> **EXTRACT**
-=-=-

15

I want to tail -f a file, but its content is in sjis encoding, so I need to have it converted to the native (utf-8) encoding of my terminal.

When I do

tail -f x | iconv -fsjis

there will be no output. As

tail x | iconv -fsjis

does work, at first I thought it was a buffering issue, but trying unbuffer and stdbuf as described on Turn off buffering in pipe did not help.

In fact, even after more than 10k of data were added to x, there would be no output, so I guess it is not a buffering issue (buffer is 4k, if I'm not mistaken), but iconv will only start outputting when it receives an EOF.

So how can I tail-follow my sjis encoded file?

Evgeniy Berezovsky
  • 775
  • 1
  • 7
  • 20

2 Answers2

13

(take this with a pinch of salt) As far as I remember, the problem lies in the way libiconv works. Multi-byte encodings need a state machine to decode them, and libiconv prefers to receive entire characters, so you can't just give it half a character in one function call and the other half in the next.

I can think of another two solutions, one is a good out-of-band method, the other is an in-band hack.

Change Terminal Emulator encoding (out-of-band): one is to change the character encoding in your terminal emulator, so its native encoding is Shift JIS. I just checked konsole, and is supports this. From the menu, View→Character encoding→Japenese→sjis. You can then just tail -f the file, and konsole will take care of decoding the multibyte characters and matching them up to font glyphs.

-=-=-

Lines of data

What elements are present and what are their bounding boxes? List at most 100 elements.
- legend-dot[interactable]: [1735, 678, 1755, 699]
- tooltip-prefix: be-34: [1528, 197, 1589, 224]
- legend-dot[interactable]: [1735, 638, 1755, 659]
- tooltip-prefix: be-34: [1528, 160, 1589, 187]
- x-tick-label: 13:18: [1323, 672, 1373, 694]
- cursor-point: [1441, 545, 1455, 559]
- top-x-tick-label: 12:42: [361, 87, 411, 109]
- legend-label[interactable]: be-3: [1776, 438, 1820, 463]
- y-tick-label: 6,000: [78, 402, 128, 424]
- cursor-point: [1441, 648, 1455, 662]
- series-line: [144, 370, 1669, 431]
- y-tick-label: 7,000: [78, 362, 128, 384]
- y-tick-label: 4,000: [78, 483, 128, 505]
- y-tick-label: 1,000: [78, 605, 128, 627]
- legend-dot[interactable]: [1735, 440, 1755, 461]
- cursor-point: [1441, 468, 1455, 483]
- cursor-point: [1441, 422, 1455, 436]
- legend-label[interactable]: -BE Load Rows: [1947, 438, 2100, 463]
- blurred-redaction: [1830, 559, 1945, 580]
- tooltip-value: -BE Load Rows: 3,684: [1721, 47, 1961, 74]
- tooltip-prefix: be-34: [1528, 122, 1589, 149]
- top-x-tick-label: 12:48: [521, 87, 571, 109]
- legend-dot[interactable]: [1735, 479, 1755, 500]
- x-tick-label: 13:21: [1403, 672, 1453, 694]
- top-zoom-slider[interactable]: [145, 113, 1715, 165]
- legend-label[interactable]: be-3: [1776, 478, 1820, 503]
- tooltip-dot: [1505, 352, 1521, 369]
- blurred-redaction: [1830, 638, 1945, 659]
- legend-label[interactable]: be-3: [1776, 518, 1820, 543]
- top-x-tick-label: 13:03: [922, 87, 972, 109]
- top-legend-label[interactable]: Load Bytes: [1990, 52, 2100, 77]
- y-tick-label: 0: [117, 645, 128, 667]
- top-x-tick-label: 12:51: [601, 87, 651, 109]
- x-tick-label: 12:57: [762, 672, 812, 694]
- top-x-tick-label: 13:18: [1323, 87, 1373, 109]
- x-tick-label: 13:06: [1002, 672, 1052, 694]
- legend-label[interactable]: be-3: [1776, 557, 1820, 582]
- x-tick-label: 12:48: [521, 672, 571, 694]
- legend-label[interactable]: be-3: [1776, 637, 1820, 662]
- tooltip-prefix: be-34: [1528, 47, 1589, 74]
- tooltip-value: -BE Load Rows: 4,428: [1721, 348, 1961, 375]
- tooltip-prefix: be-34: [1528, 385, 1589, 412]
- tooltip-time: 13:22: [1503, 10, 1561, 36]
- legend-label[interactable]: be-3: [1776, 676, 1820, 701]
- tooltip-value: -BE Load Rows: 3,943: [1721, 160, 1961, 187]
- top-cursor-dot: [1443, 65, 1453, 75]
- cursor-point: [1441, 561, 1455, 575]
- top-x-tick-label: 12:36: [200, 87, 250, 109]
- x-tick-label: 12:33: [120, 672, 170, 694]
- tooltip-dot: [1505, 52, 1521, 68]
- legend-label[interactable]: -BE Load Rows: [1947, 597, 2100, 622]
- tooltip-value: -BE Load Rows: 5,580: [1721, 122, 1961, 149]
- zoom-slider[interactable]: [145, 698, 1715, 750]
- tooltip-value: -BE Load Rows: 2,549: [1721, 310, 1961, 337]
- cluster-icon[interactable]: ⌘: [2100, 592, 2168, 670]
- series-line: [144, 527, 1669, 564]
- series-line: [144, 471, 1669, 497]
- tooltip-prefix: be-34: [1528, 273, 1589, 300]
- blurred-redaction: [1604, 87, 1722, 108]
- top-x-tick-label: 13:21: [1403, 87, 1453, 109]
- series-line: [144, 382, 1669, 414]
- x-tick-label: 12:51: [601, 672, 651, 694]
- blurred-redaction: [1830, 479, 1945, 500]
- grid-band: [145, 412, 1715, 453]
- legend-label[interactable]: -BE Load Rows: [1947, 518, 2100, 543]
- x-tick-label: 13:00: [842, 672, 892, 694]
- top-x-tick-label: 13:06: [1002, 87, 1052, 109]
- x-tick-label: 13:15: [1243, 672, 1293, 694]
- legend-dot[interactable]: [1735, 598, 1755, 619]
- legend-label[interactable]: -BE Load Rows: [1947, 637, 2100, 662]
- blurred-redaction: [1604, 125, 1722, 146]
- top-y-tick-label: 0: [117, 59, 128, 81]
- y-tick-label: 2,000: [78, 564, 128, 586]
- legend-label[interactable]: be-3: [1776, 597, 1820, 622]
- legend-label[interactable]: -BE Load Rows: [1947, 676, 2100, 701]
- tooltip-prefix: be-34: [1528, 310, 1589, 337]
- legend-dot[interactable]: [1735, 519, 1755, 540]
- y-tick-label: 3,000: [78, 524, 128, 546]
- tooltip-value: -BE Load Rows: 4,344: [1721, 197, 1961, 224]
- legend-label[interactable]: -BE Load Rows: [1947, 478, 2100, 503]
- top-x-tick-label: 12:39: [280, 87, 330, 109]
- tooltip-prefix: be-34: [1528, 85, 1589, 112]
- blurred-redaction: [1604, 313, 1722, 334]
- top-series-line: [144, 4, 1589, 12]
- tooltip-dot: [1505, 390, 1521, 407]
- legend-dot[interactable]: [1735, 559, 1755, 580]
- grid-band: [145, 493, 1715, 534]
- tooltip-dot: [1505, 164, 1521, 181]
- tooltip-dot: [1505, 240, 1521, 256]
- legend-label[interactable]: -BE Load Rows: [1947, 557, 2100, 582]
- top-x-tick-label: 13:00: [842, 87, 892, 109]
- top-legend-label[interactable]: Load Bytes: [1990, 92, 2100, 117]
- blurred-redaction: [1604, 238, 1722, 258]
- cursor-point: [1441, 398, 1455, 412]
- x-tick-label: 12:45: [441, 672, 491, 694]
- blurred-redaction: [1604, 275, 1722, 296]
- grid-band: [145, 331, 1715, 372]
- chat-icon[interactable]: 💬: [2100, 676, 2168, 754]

-=-=-

> **PARTS OF THE EXERCISE**
(A) Answer each question about the thread on its own line:
(i) What is the native encoding of the terminal?
(ii) How much data was added to x while there was still no output?
(iii) Which terminal emulator did the answerer check for Shift JIS support?
(B) Does each statement below agree with the thread? Answer yes or no, and quote the words of the thread that decide it.
(i) Running tail x | iconv -fsjis without -f produces output.
(ii) Trying unbuffer and stdbuf solved the problem.
(iii) libiconv prefers to receive entire characters.

> **SOLUTIONS BY TASK**
(A)
(i) utf-8
(ii) More than 10k
(iii) konsole

(B)
(i) Yes: "does work"
(ii) No: "trying unbuffer and stdbuf as described on Turn off buffering in pipe did not help"
(iii) Yes: "libiconv prefers to receive entire characters"